_Exercise directions_
Look through the records below, and copy out every line that holds the string "JSON".

_Task inputs_
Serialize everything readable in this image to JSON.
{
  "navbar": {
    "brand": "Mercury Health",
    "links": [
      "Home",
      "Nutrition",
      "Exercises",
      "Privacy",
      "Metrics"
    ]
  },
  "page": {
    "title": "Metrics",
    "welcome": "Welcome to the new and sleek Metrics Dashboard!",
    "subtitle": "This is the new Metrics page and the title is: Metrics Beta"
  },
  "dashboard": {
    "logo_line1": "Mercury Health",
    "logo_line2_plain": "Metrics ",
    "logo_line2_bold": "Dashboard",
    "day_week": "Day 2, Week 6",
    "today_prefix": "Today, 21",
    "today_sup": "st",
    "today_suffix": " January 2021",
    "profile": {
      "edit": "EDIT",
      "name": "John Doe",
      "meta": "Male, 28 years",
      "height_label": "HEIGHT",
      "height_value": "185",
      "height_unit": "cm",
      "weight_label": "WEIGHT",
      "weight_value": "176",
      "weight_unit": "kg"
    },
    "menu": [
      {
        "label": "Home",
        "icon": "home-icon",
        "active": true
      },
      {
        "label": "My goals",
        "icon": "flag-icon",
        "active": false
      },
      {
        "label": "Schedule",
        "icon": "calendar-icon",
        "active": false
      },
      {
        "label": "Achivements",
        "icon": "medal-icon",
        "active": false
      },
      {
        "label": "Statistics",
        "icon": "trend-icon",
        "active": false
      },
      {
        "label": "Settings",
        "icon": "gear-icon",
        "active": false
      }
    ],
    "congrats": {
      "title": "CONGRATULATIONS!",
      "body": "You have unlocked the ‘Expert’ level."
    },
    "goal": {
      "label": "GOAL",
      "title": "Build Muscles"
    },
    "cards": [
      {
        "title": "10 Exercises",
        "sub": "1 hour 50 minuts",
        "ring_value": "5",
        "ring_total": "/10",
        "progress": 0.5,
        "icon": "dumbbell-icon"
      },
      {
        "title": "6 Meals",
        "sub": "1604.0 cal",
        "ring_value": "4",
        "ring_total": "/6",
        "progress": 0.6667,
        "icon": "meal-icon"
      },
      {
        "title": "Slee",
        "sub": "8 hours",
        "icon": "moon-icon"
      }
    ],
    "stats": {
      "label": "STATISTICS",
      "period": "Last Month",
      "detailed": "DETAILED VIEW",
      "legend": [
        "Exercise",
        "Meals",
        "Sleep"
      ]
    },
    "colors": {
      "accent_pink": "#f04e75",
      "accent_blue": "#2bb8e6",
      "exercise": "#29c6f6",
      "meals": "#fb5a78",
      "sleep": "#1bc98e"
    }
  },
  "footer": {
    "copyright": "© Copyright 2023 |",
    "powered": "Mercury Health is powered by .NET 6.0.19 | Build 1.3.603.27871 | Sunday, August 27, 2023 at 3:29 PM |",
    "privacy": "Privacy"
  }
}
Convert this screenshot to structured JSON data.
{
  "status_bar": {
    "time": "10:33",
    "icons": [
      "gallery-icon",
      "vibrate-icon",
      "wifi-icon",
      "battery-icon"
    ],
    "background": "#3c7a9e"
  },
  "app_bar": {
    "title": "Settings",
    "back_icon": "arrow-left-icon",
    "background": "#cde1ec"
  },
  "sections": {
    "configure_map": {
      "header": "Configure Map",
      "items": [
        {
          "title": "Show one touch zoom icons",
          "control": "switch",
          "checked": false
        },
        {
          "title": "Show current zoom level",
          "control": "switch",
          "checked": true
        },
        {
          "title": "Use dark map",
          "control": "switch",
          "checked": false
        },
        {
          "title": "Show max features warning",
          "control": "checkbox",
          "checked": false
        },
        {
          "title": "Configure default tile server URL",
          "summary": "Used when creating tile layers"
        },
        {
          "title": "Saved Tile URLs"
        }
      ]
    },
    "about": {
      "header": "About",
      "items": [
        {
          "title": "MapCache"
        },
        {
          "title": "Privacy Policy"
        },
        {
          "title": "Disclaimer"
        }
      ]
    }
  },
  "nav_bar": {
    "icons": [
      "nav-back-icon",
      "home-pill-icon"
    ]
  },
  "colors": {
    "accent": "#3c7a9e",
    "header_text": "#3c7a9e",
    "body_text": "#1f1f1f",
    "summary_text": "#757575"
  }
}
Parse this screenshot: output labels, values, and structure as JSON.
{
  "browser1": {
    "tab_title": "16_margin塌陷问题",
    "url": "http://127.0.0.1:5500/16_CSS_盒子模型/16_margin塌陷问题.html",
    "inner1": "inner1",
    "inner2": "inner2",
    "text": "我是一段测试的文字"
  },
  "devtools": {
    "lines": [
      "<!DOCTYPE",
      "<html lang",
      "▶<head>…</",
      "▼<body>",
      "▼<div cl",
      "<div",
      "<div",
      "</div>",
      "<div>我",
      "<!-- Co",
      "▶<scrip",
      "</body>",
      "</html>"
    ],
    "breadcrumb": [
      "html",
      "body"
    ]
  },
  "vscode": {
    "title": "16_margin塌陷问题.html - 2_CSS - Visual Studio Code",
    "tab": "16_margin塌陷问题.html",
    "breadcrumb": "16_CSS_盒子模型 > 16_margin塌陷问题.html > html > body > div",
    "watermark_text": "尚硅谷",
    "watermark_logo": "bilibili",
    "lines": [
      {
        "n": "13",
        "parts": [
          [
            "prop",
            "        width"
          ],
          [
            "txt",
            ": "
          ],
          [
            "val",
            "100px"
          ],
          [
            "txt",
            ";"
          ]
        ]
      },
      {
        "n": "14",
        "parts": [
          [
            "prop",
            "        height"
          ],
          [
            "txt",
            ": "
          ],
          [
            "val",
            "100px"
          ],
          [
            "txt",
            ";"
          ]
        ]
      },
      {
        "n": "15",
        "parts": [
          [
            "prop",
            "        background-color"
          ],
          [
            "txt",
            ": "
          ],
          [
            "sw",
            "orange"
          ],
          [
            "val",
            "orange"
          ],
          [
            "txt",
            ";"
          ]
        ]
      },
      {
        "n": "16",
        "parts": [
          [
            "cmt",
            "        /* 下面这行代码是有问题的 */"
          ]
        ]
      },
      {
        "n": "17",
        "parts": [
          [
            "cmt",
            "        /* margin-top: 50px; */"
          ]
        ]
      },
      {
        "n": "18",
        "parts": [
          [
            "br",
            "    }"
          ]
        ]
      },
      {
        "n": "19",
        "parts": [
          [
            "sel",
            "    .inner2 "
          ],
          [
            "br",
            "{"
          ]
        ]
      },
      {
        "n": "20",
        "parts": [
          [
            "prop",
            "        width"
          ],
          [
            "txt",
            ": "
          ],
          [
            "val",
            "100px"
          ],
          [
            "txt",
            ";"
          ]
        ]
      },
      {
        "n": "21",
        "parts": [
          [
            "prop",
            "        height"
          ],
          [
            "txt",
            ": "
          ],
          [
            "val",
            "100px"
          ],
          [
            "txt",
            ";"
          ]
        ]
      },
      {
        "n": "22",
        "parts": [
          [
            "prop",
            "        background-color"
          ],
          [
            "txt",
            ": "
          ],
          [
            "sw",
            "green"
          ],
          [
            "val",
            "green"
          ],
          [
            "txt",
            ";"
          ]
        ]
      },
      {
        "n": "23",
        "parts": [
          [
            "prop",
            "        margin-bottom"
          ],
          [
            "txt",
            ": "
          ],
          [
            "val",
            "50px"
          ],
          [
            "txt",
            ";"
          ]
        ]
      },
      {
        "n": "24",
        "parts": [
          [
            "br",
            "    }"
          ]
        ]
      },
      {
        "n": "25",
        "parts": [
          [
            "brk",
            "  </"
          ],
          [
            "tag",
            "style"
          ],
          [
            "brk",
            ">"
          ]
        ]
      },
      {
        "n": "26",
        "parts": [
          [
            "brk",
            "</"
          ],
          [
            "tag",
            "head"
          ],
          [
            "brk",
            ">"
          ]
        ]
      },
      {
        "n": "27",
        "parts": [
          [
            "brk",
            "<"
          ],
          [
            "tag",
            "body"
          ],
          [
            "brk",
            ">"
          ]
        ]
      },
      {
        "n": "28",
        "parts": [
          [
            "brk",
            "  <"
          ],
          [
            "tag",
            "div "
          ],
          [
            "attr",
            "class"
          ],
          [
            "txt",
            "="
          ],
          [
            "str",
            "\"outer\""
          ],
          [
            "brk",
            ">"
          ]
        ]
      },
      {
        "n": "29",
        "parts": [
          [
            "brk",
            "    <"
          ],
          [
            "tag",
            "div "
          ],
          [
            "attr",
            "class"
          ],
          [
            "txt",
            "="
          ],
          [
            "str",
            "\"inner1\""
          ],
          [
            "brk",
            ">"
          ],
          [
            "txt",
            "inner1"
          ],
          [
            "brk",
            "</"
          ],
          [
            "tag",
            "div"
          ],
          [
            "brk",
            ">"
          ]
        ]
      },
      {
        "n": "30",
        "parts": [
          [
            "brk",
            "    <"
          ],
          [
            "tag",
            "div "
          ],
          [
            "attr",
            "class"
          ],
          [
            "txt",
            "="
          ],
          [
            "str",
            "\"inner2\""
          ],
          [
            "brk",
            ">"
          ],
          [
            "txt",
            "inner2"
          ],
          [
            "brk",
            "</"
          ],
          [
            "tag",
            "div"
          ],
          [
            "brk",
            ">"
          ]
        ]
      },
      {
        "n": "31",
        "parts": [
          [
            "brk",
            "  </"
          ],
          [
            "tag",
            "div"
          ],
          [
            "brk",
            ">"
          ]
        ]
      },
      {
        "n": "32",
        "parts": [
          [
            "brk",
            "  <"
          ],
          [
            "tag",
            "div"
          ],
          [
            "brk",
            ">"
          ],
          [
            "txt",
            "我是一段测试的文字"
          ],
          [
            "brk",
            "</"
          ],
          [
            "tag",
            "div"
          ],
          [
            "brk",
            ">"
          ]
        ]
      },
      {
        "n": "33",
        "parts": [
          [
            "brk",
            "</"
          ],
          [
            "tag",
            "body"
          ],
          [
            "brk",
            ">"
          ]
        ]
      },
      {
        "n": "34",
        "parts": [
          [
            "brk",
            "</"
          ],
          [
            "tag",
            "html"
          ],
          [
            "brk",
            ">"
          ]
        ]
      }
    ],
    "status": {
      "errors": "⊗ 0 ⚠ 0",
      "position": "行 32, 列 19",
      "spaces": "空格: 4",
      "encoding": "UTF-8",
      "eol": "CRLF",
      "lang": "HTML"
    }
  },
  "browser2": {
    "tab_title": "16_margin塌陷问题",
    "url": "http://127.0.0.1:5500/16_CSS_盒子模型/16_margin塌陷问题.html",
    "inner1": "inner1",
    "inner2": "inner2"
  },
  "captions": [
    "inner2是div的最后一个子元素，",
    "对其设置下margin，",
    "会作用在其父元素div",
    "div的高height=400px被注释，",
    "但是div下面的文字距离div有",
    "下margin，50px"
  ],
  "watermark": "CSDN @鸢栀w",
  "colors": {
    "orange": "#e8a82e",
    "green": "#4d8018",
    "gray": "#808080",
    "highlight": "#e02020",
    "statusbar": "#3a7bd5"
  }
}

_Complete response_
Serialize everything readable in this image to JSON.
Convert this screenshot to structured JSON data.
Parse this screenshot: output labels, values, and structure as JSON.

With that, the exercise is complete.